* TO BE DONE
Find each line holding the word "EtnPls" and give the number of such lines, nothing else.

* TASK INPUT

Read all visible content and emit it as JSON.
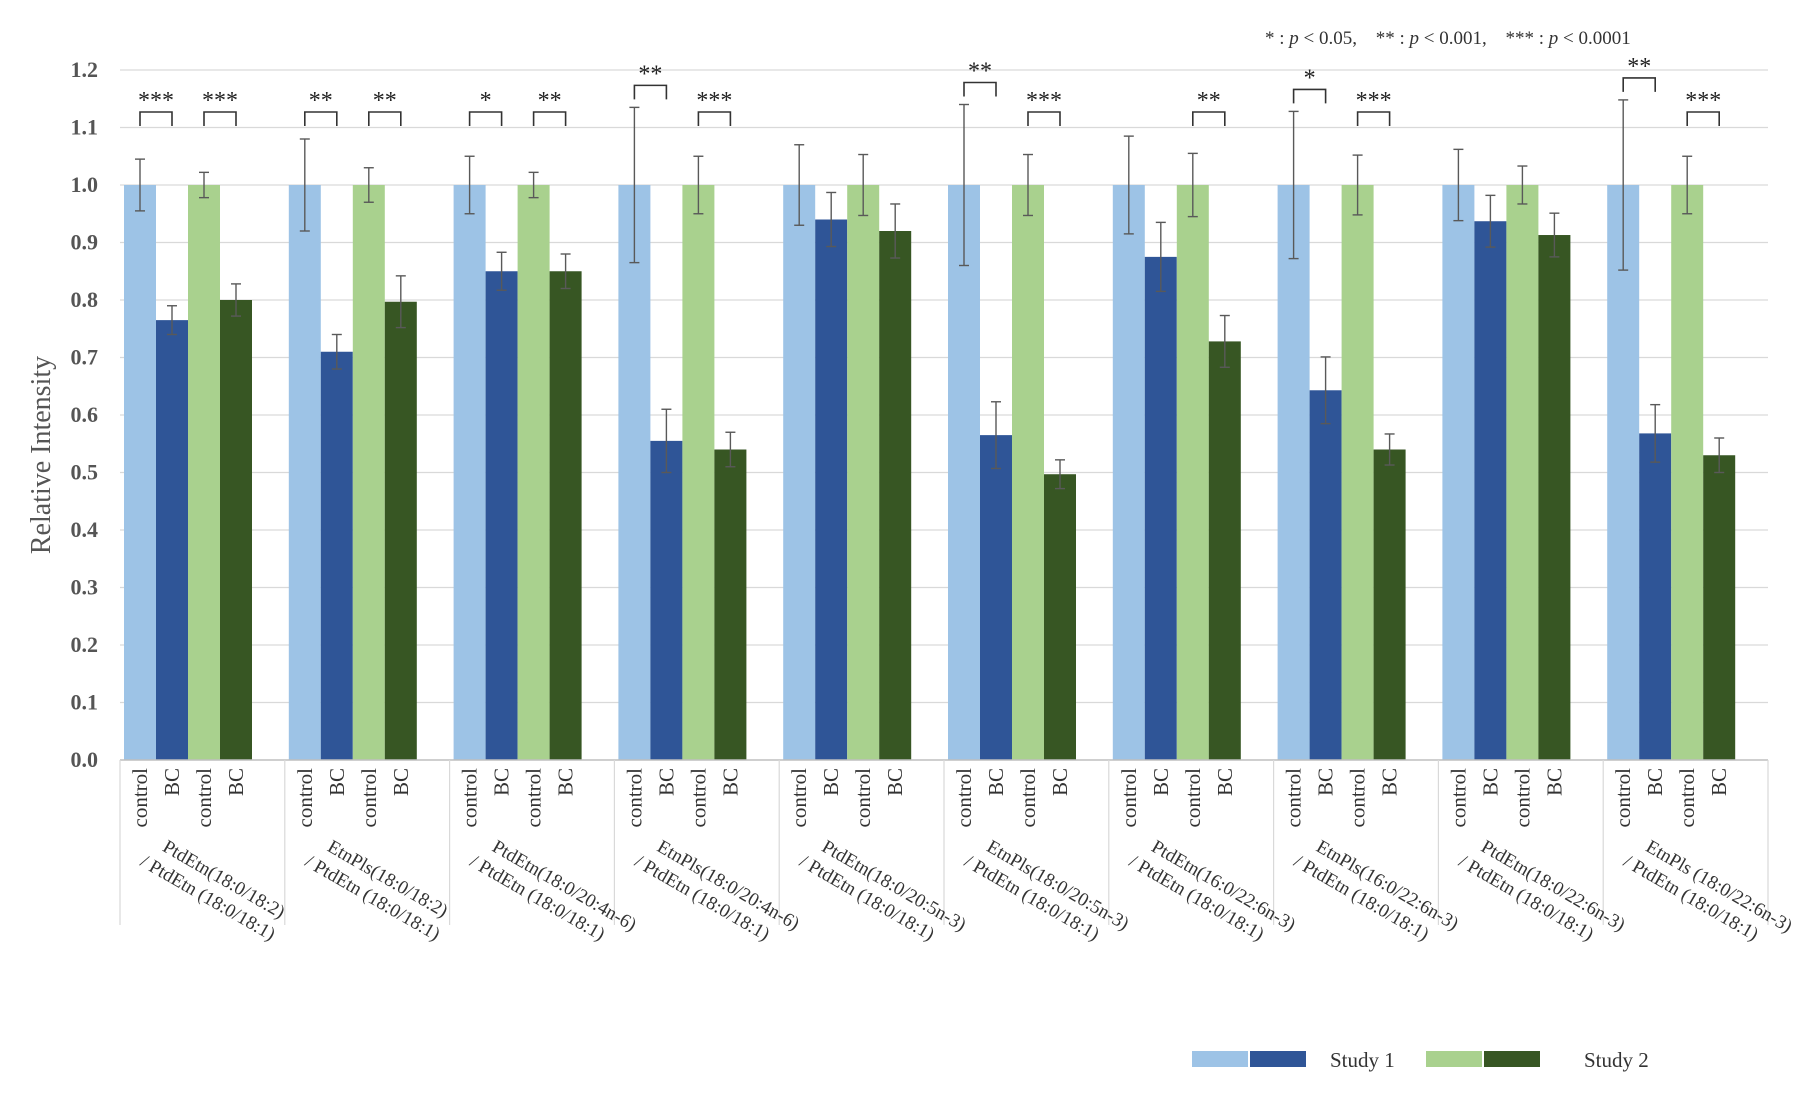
{
  "chart_data": {
    "type": "bar",
    "title": "",
    "xlabel": "",
    "ylabel": "Relative Intensity",
    "ylim": [
      0,
      1.2
    ],
    "yticks": [
      "0.0",
      "0.1",
      "0.2",
      "0.3",
      "0.4",
      "0.5",
      "0.6",
      "0.7",
      "0.8",
      "0.9",
      "1.0",
      "1.1",
      "1.2"
    ],
    "bar_labels": [
      "control",
      "BC",
      "control",
      "BC"
    ],
    "legend": [
      "Study 1",
      "Study 2"
    ],
    "pvalue_note": {
      "a_sym": "* :",
      "a_p": "p",
      "a_val": "< 0.05,",
      "b_sym": "** :",
      "b_p": "p",
      "b_val": "< 0.001,",
      "c_sym": "*** :",
      "c_p": "p",
      "c_val": "< 0.0001"
    },
    "colors": {
      "s1_control": "#9dc3e6",
      "s1_bc": "#2f5597",
      "s2_control": "#a9d18e",
      "s2_bc": "#375623"
    },
    "groups": [
      {
        "label1": "PtdEtn(18:0/18:2)",
        "label2": "/ PtdEtn (18:0/18:1)",
        "values": [
          1.0,
          0.765,
          1.0,
          0.8
        ],
        "errors": [
          0.045,
          0.025,
          0.022,
          0.028
        ],
        "sig": [
          "***",
          "***"
        ]
      },
      {
        "label1": "EtnPls(18:0/18:2)",
        "label2": "/ PtdEtn (18:0/18:1)",
        "values": [
          1.0,
          0.71,
          1.0,
          0.797
        ],
        "errors": [
          0.08,
          0.03,
          0.03,
          0.045
        ],
        "sig": [
          "**",
          "**"
        ]
      },
      {
        "label1": "PtdEtn(18:0/20:4n-6)",
        "label2": "/ PtdEtn (18:0/18:1)",
        "values": [
          1.0,
          0.85,
          1.0,
          0.85
        ],
        "errors": [
          0.05,
          0.033,
          0.022,
          0.03
        ],
        "sig": [
          "*",
          "**"
        ]
      },
      {
        "label1": "EtnPls(18:0/20:4n-6)",
        "label2": "/ PtdEtn (18:0/18:1)",
        "values": [
          1.0,
          0.555,
          1.0,
          0.54
        ],
        "errors": [
          0.135,
          0.055,
          0.05,
          0.03
        ],
        "sig": [
          "**",
          "***"
        ]
      },
      {
        "label1": "PtdEtn(18:0/20:5n-3)",
        "label2": "/ PtdEtn (18:0/18:1)",
        "values": [
          1.0,
          0.94,
          1.0,
          0.92
        ],
        "errors": [
          0.07,
          0.047,
          0.053,
          0.047
        ],
        "sig": [
          "",
          ""
        ]
      },
      {
        "label1": "EtnPls(18:0/20:5n-3)",
        "label2": "/ PtdEtn (18:0/18:1)",
        "values": [
          1.0,
          0.565,
          1.0,
          0.497
        ],
        "errors": [
          0.14,
          0.058,
          0.053,
          0.025
        ],
        "sig": [
          "**",
          "***"
        ]
      },
      {
        "label1": "PtdEtn(16:0/22:6n-3)",
        "label2": "/ PtdEtn (18:0/18:1)",
        "values": [
          1.0,
          0.875,
          1.0,
          0.728
        ],
        "errors": [
          0.085,
          0.06,
          0.055,
          0.045
        ],
        "sig": [
          "",
          "**"
        ]
      },
      {
        "label1": "EtnPls(16:0/22:6n-3)",
        "label2": "/ PtdEtn (18:0/18:1)",
        "values": [
          1.0,
          0.643,
          1.0,
          0.54
        ],
        "errors": [
          0.128,
          0.058,
          0.052,
          0.027
        ],
        "sig": [
          "*",
          "***"
        ]
      },
      {
        "label1": "PtdEtn(18:0/22:6n-3)",
        "label2": "/ PtdEtn (18:0/18:1)",
        "values": [
          1.0,
          0.937,
          1.0,
          0.913
        ],
        "errors": [
          0.062,
          0.045,
          0.033,
          0.038
        ],
        "sig": [
          "",
          ""
        ]
      },
      {
        "label1": "EtnPls (18:0/22:6n-3)",
        "label2": "/ PtdEtn (18:0/18:1)",
        "values": [
          1.0,
          0.568,
          1.0,
          0.53
        ],
        "errors": [
          0.148,
          0.05,
          0.05,
          0.03
        ],
        "sig": [
          "**",
          "***"
        ]
      }
    ]
  }
}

* REPLY TO THE TASK
5